**Exercise prompt**: Copy all entries without alteration and skip the pictures they hold.

--- Start Recorded data ---

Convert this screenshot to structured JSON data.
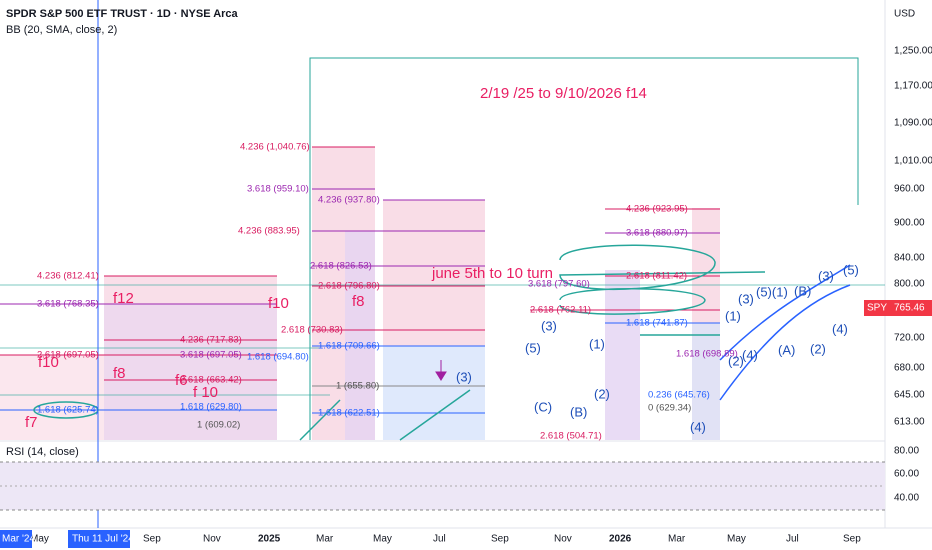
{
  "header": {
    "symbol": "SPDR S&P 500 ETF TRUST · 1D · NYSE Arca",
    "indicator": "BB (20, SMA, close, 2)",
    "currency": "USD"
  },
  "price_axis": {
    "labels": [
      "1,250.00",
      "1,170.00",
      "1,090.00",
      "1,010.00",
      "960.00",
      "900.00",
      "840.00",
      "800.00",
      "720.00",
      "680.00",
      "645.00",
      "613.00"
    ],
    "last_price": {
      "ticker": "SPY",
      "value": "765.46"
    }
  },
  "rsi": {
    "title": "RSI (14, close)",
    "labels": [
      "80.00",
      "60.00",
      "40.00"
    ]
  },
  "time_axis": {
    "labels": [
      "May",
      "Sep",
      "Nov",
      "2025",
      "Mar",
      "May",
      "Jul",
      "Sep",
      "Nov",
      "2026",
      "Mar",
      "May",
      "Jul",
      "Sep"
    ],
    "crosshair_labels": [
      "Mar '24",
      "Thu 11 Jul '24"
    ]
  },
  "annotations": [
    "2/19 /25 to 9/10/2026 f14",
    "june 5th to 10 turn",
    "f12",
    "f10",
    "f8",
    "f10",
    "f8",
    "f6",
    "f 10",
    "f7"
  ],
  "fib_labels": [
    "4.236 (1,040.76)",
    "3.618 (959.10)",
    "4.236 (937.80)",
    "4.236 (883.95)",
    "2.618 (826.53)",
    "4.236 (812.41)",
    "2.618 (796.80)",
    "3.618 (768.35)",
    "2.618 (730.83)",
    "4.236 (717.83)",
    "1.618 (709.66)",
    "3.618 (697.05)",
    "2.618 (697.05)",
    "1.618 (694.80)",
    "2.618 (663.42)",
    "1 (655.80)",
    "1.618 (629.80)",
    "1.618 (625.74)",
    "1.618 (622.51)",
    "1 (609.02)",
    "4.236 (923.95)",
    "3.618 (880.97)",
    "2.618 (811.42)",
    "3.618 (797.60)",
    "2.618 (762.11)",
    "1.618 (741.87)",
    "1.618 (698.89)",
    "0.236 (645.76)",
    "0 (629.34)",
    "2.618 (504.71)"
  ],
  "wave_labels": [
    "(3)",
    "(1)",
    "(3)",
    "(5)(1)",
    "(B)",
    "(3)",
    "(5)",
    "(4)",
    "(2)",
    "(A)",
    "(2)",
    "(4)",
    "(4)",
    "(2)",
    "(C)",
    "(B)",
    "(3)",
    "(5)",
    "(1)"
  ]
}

--- End Recorded data ---

**The output**:
Convert this screenshot to structured JSON data.
{
  "header": {
    "symbol": "SPDR S&P 500 ETF TRUST · 1D · NYSE Arca",
    "indicator": "BB (20, SMA, close, 2)",
    "currency": "USD"
  },
  "price_axis": {
    "labels": [
      "1,250.00",
      "1,170.00",
      "1,090.00",
      "1,010.00",
      "960.00",
      "900.00",
      "840.00",
      "800.00",
      "720.00",
      "680.00",
      "645.00",
      "613.00"
    ],
    "last_price": {
      "ticker": "SPY",
      "value": "765.46"
    }
  },
  "rsi": {
    "title": "RSI (14, close)",
    "labels": [
      "80.00",
      "60.00",
      "40.00"
    ]
  },
  "time_axis": {
    "labels": [
      "May",
      "Sep",
      "Nov",
      "2025",
      "Mar",
      "May",
      "Jul",
      "Sep",
      "Nov",
      "2026",
      "Mar",
      "May",
      "Jul",
      "Sep"
    ],
    "crosshair_labels": [
      "Mar '24",
      "Thu 11 Jul '24"
    ]
  },
  "annotations": [
    "2/19 /25 to 9/10/2026 f14",
    "june 5th to 10 turn",
    "f12",
    "f10",
    "f8",
    "f10",
    "f8",
    "f6",
    "f 10",
    "f7"
  ],
  "fib_labels": [
    "4.236 (1,040.76)",
    "3.618 (959.10)",
    "4.236 (937.80)",
    "4.236 (883.95)",
    "2.618 (826.53)",
    "4.236 (812.41)",
    "2.618 (796.80)",
    "3.618 (768.35)",
    "2.618 (730.83)",
    "4.236 (717.83)",
    "1.618 (709.66)",
    "3.618 (697.05)",
    "2.618 (697.05)",
    "1.618 (694.80)",
    "2.618 (663.42)",
    "1 (655.80)",
    "1.618 (629.80)",
    "1.618 (625.74)",
    "1.618 (622.51)",
    "1 (609.02)",
    "4.236 (923.95)",
    "3.618 (880.97)",
    "2.618 (811.42)",
    "3.618 (797.60)",
    "2.618 (762.11)",
    "1.618 (741.87)",
    "1.618 (698.89)",
    "0.236 (645.76)",
    "0 (629.34)",
    "2.618 (504.71)"
  ],
  "wave_labels": [
    "(3)",
    "(1)",
    "(3)",
    "(5)(1)",
    "(B)",
    "(3)",
    "(5)",
    "(4)",
    "(2)",
    "(A)",
    "(2)",
    "(4)",
    "(4)",
    "(2)",
    "(C)",
    "(B)",
    "(3)",
    "(5)",
    "(1)"
  ]
}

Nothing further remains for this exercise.